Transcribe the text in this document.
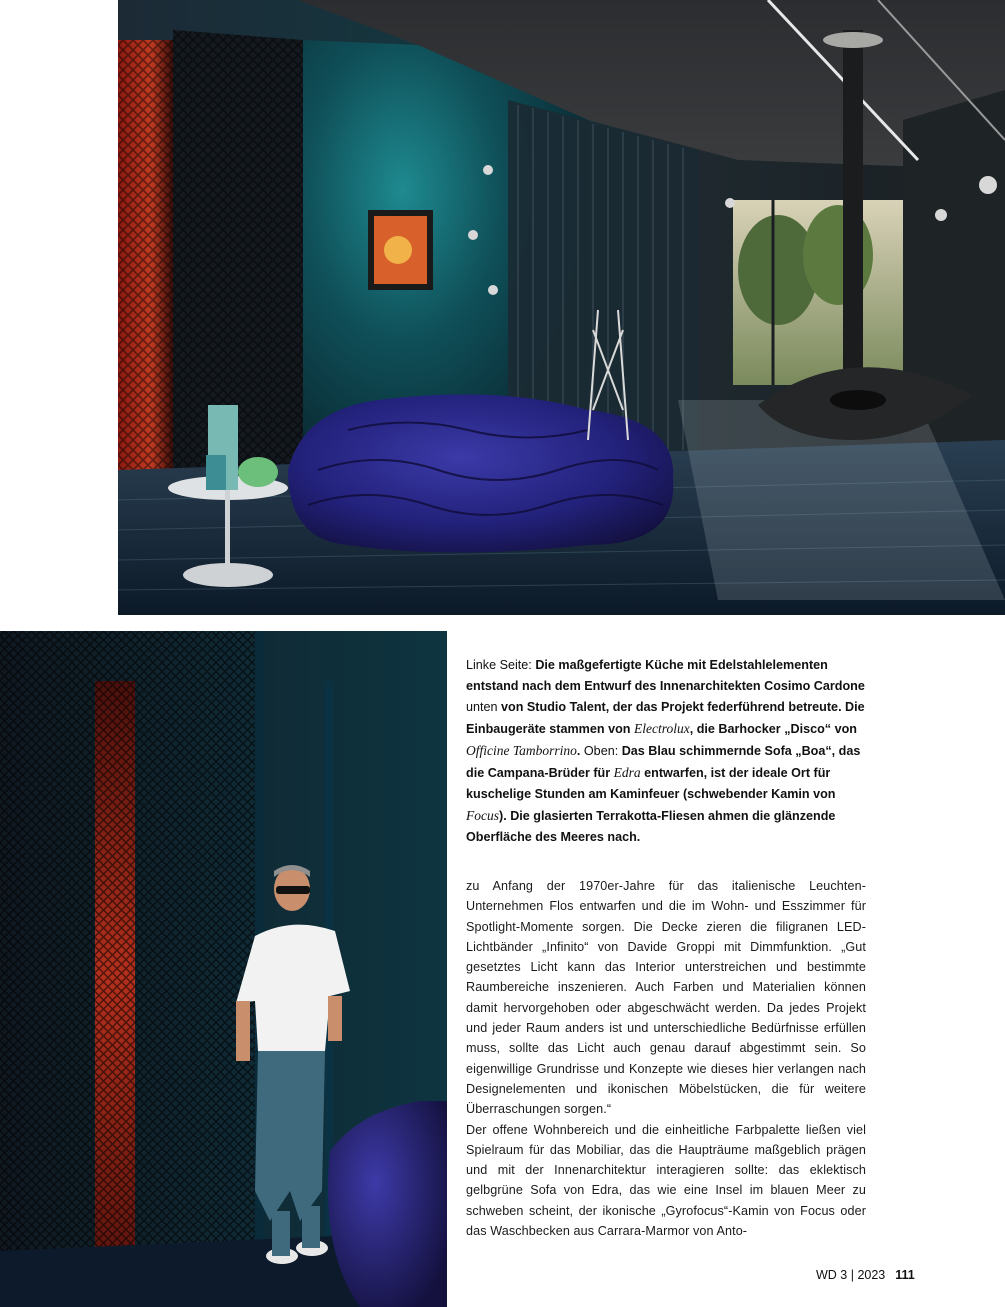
Linke Seite: Die maßgefertigte Küche mit Edelstahlelementen entstand nach dem Entwurf des Innenarchitekten Cosimo Cardone unten von Studio Talent, der das Projekt federführend betreute. Die Einbaugeräte stammen von Electrolux, die Barhocker „Disco“ von Officine Tamborrino. Oben: Das Blau schimmernde Sofa „Boa“, das die Campana-Brüder für Edra entwarfen, ist der ideale Ort für kuschelige Stunden am Kaminfeuer (schwebender Kamin von Focus). Die glasierten Terrakotta-Fliesen ahmen die glänzende Oberfläche des Meeres nach.

zu Anfang der 1970er-Jahre für das italienische Leuchten-Unternehmen Flos entwarfen und die im Wohn- und Esszimmer für Spotlight-Momente sorgen. Die Decke zieren die filigranen LED-Lichtbänder „Infinito“ von Davide Groppi mit Dimmfunktion. „Gut gesetztes Licht kann das Interior unterstreichen und bestimmte Raumbereiche inszenieren. Auch Farben und Materialien können damit hervorgehoben oder abgeschwächt werden. Da jedes Projekt und jeder Raum anders ist und unterschiedliche Bedürfnisse erfüllen muss, sollte das Licht auch genau darauf abgestimmt sein. So eigenwillige Grundrisse und Konzepte wie dieses hier verlangen nach Designelementen und ikonischen Möbelstücken, die für weitere Überraschungen sorgen.“

Der offene Wohnbereich und die einheitliche Farbpalette ließen viel Spielraum für das Mobiliar, das die Haupträume maßgeblich prägen und mit der Innenarchitektur interagieren sollte: das eklektisch gelbgrüne Sofa von Edra, das wie eine Insel im blauen Meer zu schweben scheint, der ikonische „Gyrofocus“-Kamin von Focus oder das Waschbecken aus Carrara-Marmor von Anto-

WD 3 | 2023 111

════════════════

Your objective → Copy every line of the listing that contains the word "sollte".

Written answer →
zu Anfang der 1970er-Jahre für das italienische Leuchten-Unternehmen Flos entwarfen und die im Wohn- und Esszimmer für Spotlight-Momente sorgen. Die Decke zieren die filigranen LED-Lichtbänder „Infinito“ von Davide Groppi mit Dimmfunktion. „Gut gesetztes Licht kann das Interior unterstreichen und bestimmte Raumbereiche inszenieren. Auch Farben und Materialien können damit hervorgehoben oder abgeschwächt werden. Da jedes Projekt und jeder Raum anders ist und unterschiedliche Bedürfnisse erfüllen muss, sollte das Licht auch genau darauf abgestimmt sein. So eigenwillige Grundrisse und Konzepte wie dieses hier verlangen nach Designelementen und ikonischen Möbelstücken, die für weitere Überraschungen sorgen.“
Der offene Wohnbereich und die einheitliche Farbpalette ließen viel Spielraum für das Mobiliar, das die Haupträume maßgeblich prägen und mit der Innenarchitektur interagieren sollte: das eklektisch gelbgrüne Sofa von Edra, das wie eine Insel im blauen Meer zu schweben scheint, der ikonische „Gyrofocus“-Kamin von Focus oder das Waschbecken aus Carrara-Marmor von Anto-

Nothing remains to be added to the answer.